Exercise details -
Among the lines of this listing, determine how many contain the string "BLACK". Answer with the number only.

[begin Input]

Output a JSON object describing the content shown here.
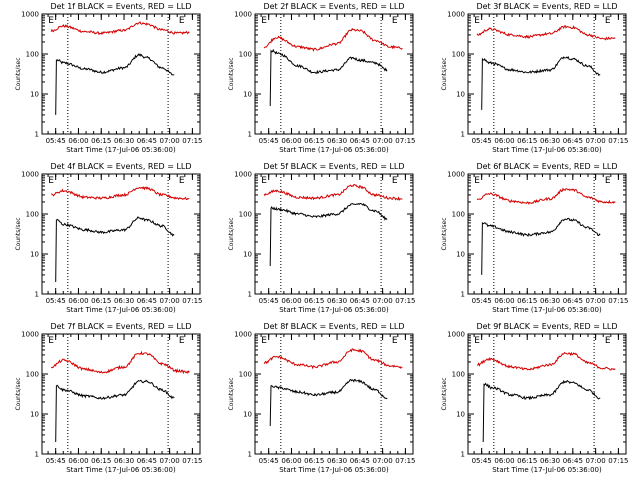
{
  "chart_data": [
    {
      "type": "line",
      "title": "Det 1f BLACK = Events, RED = LLD",
      "xlabel": "Start Time (17-Jul-06 05:36:00)",
      "ylabel": "Counts/sec",
      "ylim": [
        1,
        1000
      ],
      "yscale": "log",
      "x_ticks": [
        "05:45",
        "06:00",
        "06:15",
        "06:30",
        "06:45",
        "07:00",
        "07:15"
      ],
      "y_ticks": [
        "1",
        "10",
        "100",
        "1000"
      ],
      "markers": [
        {
          "label": "E",
          "x": "05:42"
        },
        {
          "label": "E",
          "x": "07:08"
        }
      ],
      "vertical_lines": [
        "05:53",
        "06:59"
      ],
      "color_events": "#000000",
      "color_lld": "#d40000",
      "series": [
        {
          "name": "Events",
          "x": [
            "05:45",
            "05:46",
            "05:50",
            "06:05",
            "06:15",
            "06:30",
            "06:40",
            "06:45",
            "06:55",
            "07:03"
          ],
          "values": [
            3,
            70,
            60,
            42,
            35,
            45,
            95,
            80,
            45,
            30
          ]
        },
        {
          "name": "LLD",
          "x": [
            "05:42",
            "05:50",
            "06:05",
            "06:15",
            "06:30",
            "06:40",
            "06:45",
            "06:55",
            "07:05",
            "07:13"
          ],
          "values": [
            380,
            500,
            360,
            330,
            390,
            600,
            560,
            400,
            330,
            345
          ]
        }
      ]
    },
    {
      "type": "line",
      "title": "Det 2f BLACK = Events, RED = LLD",
      "xlabel": "Start Time (17-Jul-06 05:36:00)",
      "ylabel": "Counts/sec",
      "ylim": [
        1,
        1000
      ],
      "yscale": "log",
      "x_ticks": [
        "05:45",
        "06:00",
        "06:15",
        "06:30",
        "06:45",
        "07:00",
        "07:15"
      ],
      "y_ticks": [
        "1",
        "10",
        "100",
        "1000"
      ],
      "markers": [
        {
          "label": "E",
          "x": "05:42"
        },
        {
          "label": "E",
          "x": "07:08"
        }
      ],
      "vertical_lines": [
        "05:53",
        "06:59"
      ],
      "color_events": "#000000",
      "color_lld": "#d40000",
      "series": [
        {
          "name": "Events",
          "x": [
            "05:46",
            "05:47",
            "05:52",
            "06:05",
            "06:15",
            "06:30",
            "06:40",
            "06:45",
            "06:55",
            "07:03"
          ],
          "values": [
            5,
            120,
            100,
            50,
            35,
            40,
            80,
            70,
            60,
            40
          ]
        },
        {
          "name": "LLD",
          "x": [
            "05:42",
            "05:50",
            "06:05",
            "06:15",
            "06:30",
            "06:40",
            "06:45",
            "06:55",
            "07:05",
            "07:13"
          ],
          "values": [
            150,
            260,
            150,
            130,
            180,
            400,
            380,
            220,
            150,
            140
          ]
        }
      ]
    },
    {
      "type": "line",
      "title": "Det 3f BLACK = Events, RED = LLD",
      "xlabel": "Start Time (17-Jul-06 05:36:00)",
      "ylabel": "Counts/sec",
      "ylim": [
        1,
        1000
      ],
      "yscale": "log",
      "x_ticks": [
        "05:45",
        "06:00",
        "06:15",
        "06:30",
        "06:45",
        "07:00",
        "07:15"
      ],
      "y_ticks": [
        "1",
        "10",
        "100",
        "1000"
      ],
      "markers": [
        {
          "label": "E",
          "x": "05:42"
        },
        {
          "label": "E",
          "x": "07:08"
        }
      ],
      "vertical_lines": [
        "05:53",
        "06:59"
      ],
      "color_events": "#000000",
      "color_lld": "#d40000",
      "series": [
        {
          "name": "Events",
          "x": [
            "05:45",
            "05:46",
            "05:50",
            "06:05",
            "06:15",
            "06:30",
            "06:40",
            "06:45",
            "06:55",
            "07:03"
          ],
          "values": [
            4,
            75,
            60,
            40,
            35,
            40,
            85,
            75,
            50,
            30
          ]
        },
        {
          "name": "LLD",
          "x": [
            "05:42",
            "05:50",
            "06:05",
            "06:15",
            "06:30",
            "06:40",
            "06:45",
            "06:55",
            "07:05",
            "07:13"
          ],
          "values": [
            300,
            420,
            300,
            270,
            320,
            480,
            460,
            300,
            240,
            250
          ]
        }
      ]
    },
    {
      "type": "line",
      "title": "Det 4f BLACK = Events, RED = LLD",
      "xlabel": "Start Time (17-Jul-06 05:36:00)",
      "ylabel": "Counts/sec",
      "ylim": [
        1,
        1000
      ],
      "yscale": "log",
      "x_ticks": [
        "05:45",
        "06:00",
        "06:15",
        "06:30",
        "06:45",
        "07:00",
        "07:15"
      ],
      "y_ticks": [
        "1",
        "10",
        "100",
        "1000"
      ],
      "markers": [
        {
          "label": "E",
          "x": "05:42"
        },
        {
          "label": "E",
          "x": "07:08"
        }
      ],
      "vertical_lines": [
        "05:53",
        "06:59"
      ],
      "color_events": "#000000",
      "color_lld": "#d40000",
      "series": [
        {
          "name": "Events",
          "x": [
            "05:45",
            "05:46",
            "05:50",
            "06:05",
            "06:15",
            "06:30",
            "06:40",
            "06:45",
            "06:55",
            "07:03"
          ],
          "values": [
            2,
            70,
            55,
            40,
            35,
            40,
            80,
            70,
            50,
            30
          ]
        },
        {
          "name": "LLD",
          "x": [
            "05:42",
            "05:50",
            "06:05",
            "06:15",
            "06:30",
            "06:40",
            "06:45",
            "06:55",
            "07:05",
            "07:13"
          ],
          "values": [
            300,
            380,
            260,
            250,
            300,
            460,
            440,
            300,
            250,
            240
          ]
        }
      ]
    },
    {
      "type": "line",
      "title": "Det 5f BLACK = Events, RED = LLD",
      "xlabel": "Start Time (17-Jul-06 05:36:00)",
      "ylabel": "Counts/sec",
      "ylim": [
        1,
        1000
      ],
      "yscale": "log",
      "x_ticks": [
        "05:45",
        "06:00",
        "06:15",
        "06:30",
        "06:45",
        "07:00",
        "07:15"
      ],
      "y_ticks": [
        "1",
        "10",
        "100",
        "1000"
      ],
      "markers": [
        {
          "label": "E",
          "x": "05:42"
        },
        {
          "label": "E",
          "x": "07:08"
        }
      ],
      "vertical_lines": [
        "05:53",
        "06:59"
      ],
      "color_events": "#000000",
      "color_lld": "#d40000",
      "series": [
        {
          "name": "Events",
          "x": [
            "05:46",
            "05:47",
            "05:52",
            "06:05",
            "06:15",
            "06:30",
            "06:40",
            "06:45",
            "06:55",
            "07:03"
          ],
          "values": [
            5,
            140,
            130,
            100,
            85,
            100,
            170,
            180,
            120,
            75
          ]
        },
        {
          "name": "LLD",
          "x": [
            "05:42",
            "05:50",
            "06:05",
            "06:15",
            "06:30",
            "06:40",
            "06:45",
            "06:55",
            "07:05",
            "07:13"
          ],
          "values": [
            310,
            380,
            260,
            250,
            300,
            520,
            480,
            300,
            250,
            240
          ]
        }
      ]
    },
    {
      "type": "line",
      "title": "Det 6f BLACK = Events, RED = LLD",
      "xlabel": "Start Time (17-Jul-06 05:36:00)",
      "ylabel": "Counts/sec",
      "ylim": [
        1,
        1000
      ],
      "yscale": "log",
      "x_ticks": [
        "05:45",
        "06:00",
        "06:15",
        "06:30",
        "06:45",
        "07:00",
        "07:15"
      ],
      "y_ticks": [
        "1",
        "10",
        "100",
        "1000"
      ],
      "markers": [
        {
          "label": "E",
          "x": "05:42"
        },
        {
          "label": "E",
          "x": "07:08"
        }
      ],
      "vertical_lines": [
        "05:53",
        "06:59"
      ],
      "color_events": "#000000",
      "color_lld": "#d40000",
      "series": [
        {
          "name": "Events",
          "x": [
            "05:45",
            "05:46",
            "05:50",
            "06:05",
            "06:15",
            "06:30",
            "06:40",
            "06:45",
            "06:55",
            "07:03"
          ],
          "values": [
            3,
            60,
            50,
            35,
            30,
            35,
            75,
            70,
            45,
            30
          ]
        },
        {
          "name": "LLD",
          "x": [
            "05:42",
            "05:50",
            "06:05",
            "06:15",
            "06:30",
            "06:40",
            "06:45",
            "06:55",
            "07:05",
            "07:13"
          ],
          "values": [
            230,
            320,
            210,
            190,
            240,
            420,
            400,
            260,
            200,
            200
          ]
        }
      ]
    },
    {
      "type": "line",
      "title": "Det 7f BLACK = Events, RED = LLD",
      "xlabel": "Start Time (17-Jul-06 05:36:00)",
      "ylabel": "Counts/sec",
      "ylim": [
        1,
        1000
      ],
      "yscale": "log",
      "x_ticks": [
        "05:45",
        "06:00",
        "06:15",
        "06:30",
        "06:45",
        "07:00",
        "07:15"
      ],
      "y_ticks": [
        "1",
        "10",
        "100",
        "1000"
      ],
      "markers": [
        {
          "label": "E",
          "x": "05:42"
        },
        {
          "label": "E",
          "x": "07:08"
        }
      ],
      "vertical_lines": [
        "05:53",
        "06:59"
      ],
      "color_events": "#000000",
      "color_lld": "#d40000",
      "series": [
        {
          "name": "Events",
          "x": [
            "05:45",
            "05:46",
            "05:50",
            "06:05",
            "06:15",
            "06:30",
            "06:40",
            "06:45",
            "06:55",
            "07:03"
          ],
          "values": [
            2,
            50,
            40,
            28,
            25,
            30,
            65,
            65,
            40,
            25
          ]
        },
        {
          "name": "LLD",
          "x": [
            "05:42",
            "05:50",
            "06:05",
            "06:15",
            "06:30",
            "06:40",
            "06:45",
            "06:55",
            "07:05",
            "07:13"
          ],
          "values": [
            150,
            220,
            130,
            110,
            150,
            330,
            320,
            180,
            120,
            110
          ]
        }
      ]
    },
    {
      "type": "line",
      "title": "Det 8f BLACK = Events, RED = LLD",
      "xlabel": "Start Time (17-Jul-06 05:36:00)",
      "ylabel": "Counts/sec",
      "ylim": [
        1,
        1000
      ],
      "yscale": "log",
      "x_ticks": [
        "05:45",
        "06:00",
        "06:15",
        "06:30",
        "06:45",
        "07:00",
        "07:15"
      ],
      "y_ticks": [
        "1",
        "10",
        "100",
        "1000"
      ],
      "markers": [
        {
          "label": "E",
          "x": "05:42"
        },
        {
          "label": "E",
          "x": "07:08"
        }
      ],
      "vertical_lines": [
        "05:53",
        "06:59"
      ],
      "color_events": "#000000",
      "color_lld": "#d40000",
      "series": [
        {
          "name": "Events",
          "x": [
            "05:46",
            "05:47",
            "05:52",
            "06:05",
            "06:15",
            "06:30",
            "06:40",
            "06:45",
            "06:55",
            "07:03"
          ],
          "values": [
            5,
            50,
            45,
            35,
            30,
            35,
            70,
            65,
            40,
            25
          ]
        },
        {
          "name": "LLD",
          "x": [
            "05:42",
            "05:50",
            "06:05",
            "06:15",
            "06:30",
            "06:40",
            "06:45",
            "06:55",
            "07:05",
            "07:13"
          ],
          "values": [
            190,
            270,
            170,
            150,
            200,
            400,
            380,
            220,
            160,
            150
          ]
        }
      ]
    },
    {
      "type": "line",
      "title": "Det 9f BLACK = Events, RED = LLD",
      "xlabel": "Start Time (17-Jul-06 05:36:00)",
      "ylabel": "Counts/sec",
      "ylim": [
        1,
        1000
      ],
      "yscale": "log",
      "x_ticks": [
        "05:45",
        "06:00",
        "06:15",
        "06:30",
        "06:45",
        "07:00",
        "07:15"
      ],
      "y_ticks": [
        "1",
        "10",
        "100",
        "1000"
      ],
      "markers": [
        {
          "label": "E",
          "x": "05:42"
        },
        {
          "label": "E",
          "x": "07:08"
        }
      ],
      "vertical_lines": [
        "05:53",
        "06:59"
      ],
      "color_events": "#000000",
      "color_lld": "#d40000",
      "series": [
        {
          "name": "Events",
          "x": [
            "05:46",
            "05:47",
            "05:52",
            "06:05",
            "06:15",
            "06:30",
            "06:40",
            "06:45",
            "06:55",
            "07:03"
          ],
          "values": [
            2,
            55,
            45,
            30,
            25,
            30,
            65,
            60,
            40,
            25
          ]
        },
        {
          "name": "LLD",
          "x": [
            "05:42",
            "05:50",
            "06:05",
            "06:15",
            "06:30",
            "06:40",
            "06:45",
            "06:55",
            "07:05",
            "07:13"
          ],
          "values": [
            170,
            240,
            150,
            130,
            170,
            330,
            320,
            190,
            140,
            130
          ]
        }
      ]
    }
  ]
}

[end Input]

Full output -
9